● **WHAT THE TASK ASKS**:
Omit all images. Write out the rest of the material exactly.

● **Extracted data entries**:
::::::

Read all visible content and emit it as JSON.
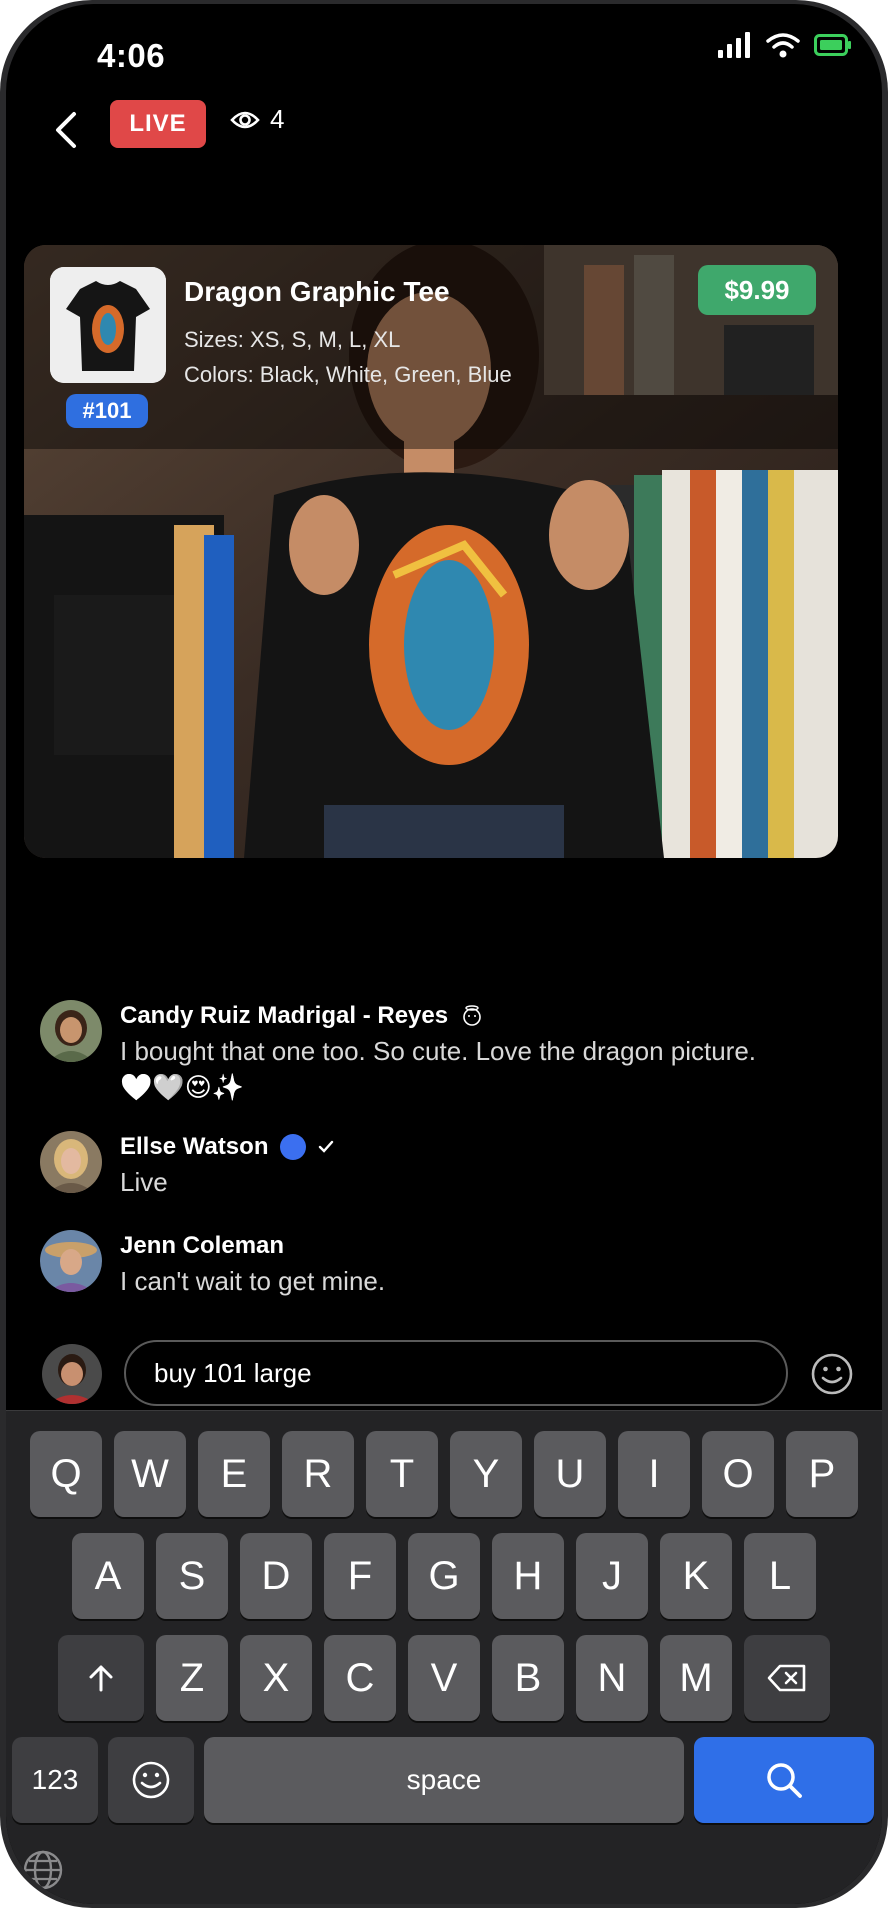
{
  "status_bar": {
    "time": "4:06"
  },
  "header": {
    "live_label": "LIVE",
    "viewer_count": "4"
  },
  "product": {
    "name": "Dragon Graphic Tee",
    "sizes": "Sizes: XS, S, M, L, XL",
    "colors": "Colors: Black, White, Green, Blue",
    "price": "$9.99",
    "item_number": "#101"
  },
  "comments": [
    {
      "name": "Candy Ruiz Madrigal - Reyes",
      "text": "I bought that one too. So cute. Love the dragon picture.",
      "emoji_line": "💛❤️😍✨"
    },
    {
      "name": "Ellse Watson",
      "text": "Live"
    },
    {
      "name": "Jenn Coleman",
      "text": "I can't wait to get mine."
    }
  ],
  "chat_input": {
    "value": "buy 101 large"
  },
  "keyboard": {
    "row1": [
      "Q",
      "W",
      "E",
      "R",
      "T",
      "Y",
      "U",
      "I",
      "O",
      "P"
    ],
    "row2": [
      "A",
      "S",
      "D",
      "F",
      "G",
      "H",
      "J",
      "K",
      "L"
    ],
    "row3": [
      "Z",
      "X",
      "C",
      "V",
      "B",
      "N",
      "M"
    ],
    "numbers_label": "123",
    "space_label": "space"
  },
  "colors": {
    "live_red": "#e04848",
    "price_green": "#3fa86c",
    "accent_blue": "#2f6fe8"
  }
}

::::::

● **EXPECTED ANSWER**:
Read all visible content and emit it as JSON.
{
  "status_bar": {
    "time": "4:06"
  },
  "header": {
    "live_label": "LIVE",
    "viewer_count": "4"
  },
  "product": {
    "name": "Dragon Graphic Tee",
    "sizes": "Sizes: XS, S, M, L, XL",
    "colors": "Colors: Black, White, Green, Blue",
    "price": "$9.99",
    "item_number": "#101"
  },
  "comments": [
    {
      "name": "Candy Ruiz Madrigal - Reyes",
      "text": "I bought that one too. So cute. Love the dragon picture.",
      "emoji_line": "💛❤️😍✨"
    },
    {
      "name": "Ellse Watson",
      "text": "Live"
    },
    {
      "name": "Jenn Coleman",
      "text": "I can't wait to get mine."
    }
  ],
  "chat_input": {
    "value": "buy 101 large"
  },
  "keyboard": {
    "row1": [
      "Q",
      "W",
      "E",
      "R",
      "T",
      "Y",
      "U",
      "I",
      "O",
      "P"
    ],
    "row2": [
      "A",
      "S",
      "D",
      "F",
      "G",
      "H",
      "J",
      "K",
      "L"
    ],
    "row3": [
      "Z",
      "X",
      "C",
      "V",
      "B",
      "N",
      "M"
    ],
    "numbers_label": "123",
    "space_label": "space"
  },
  "colors": {
    "live_red": "#e04848",
    "price_green": "#3fa86c",
    "accent_blue": "#2f6fe8"
  }
}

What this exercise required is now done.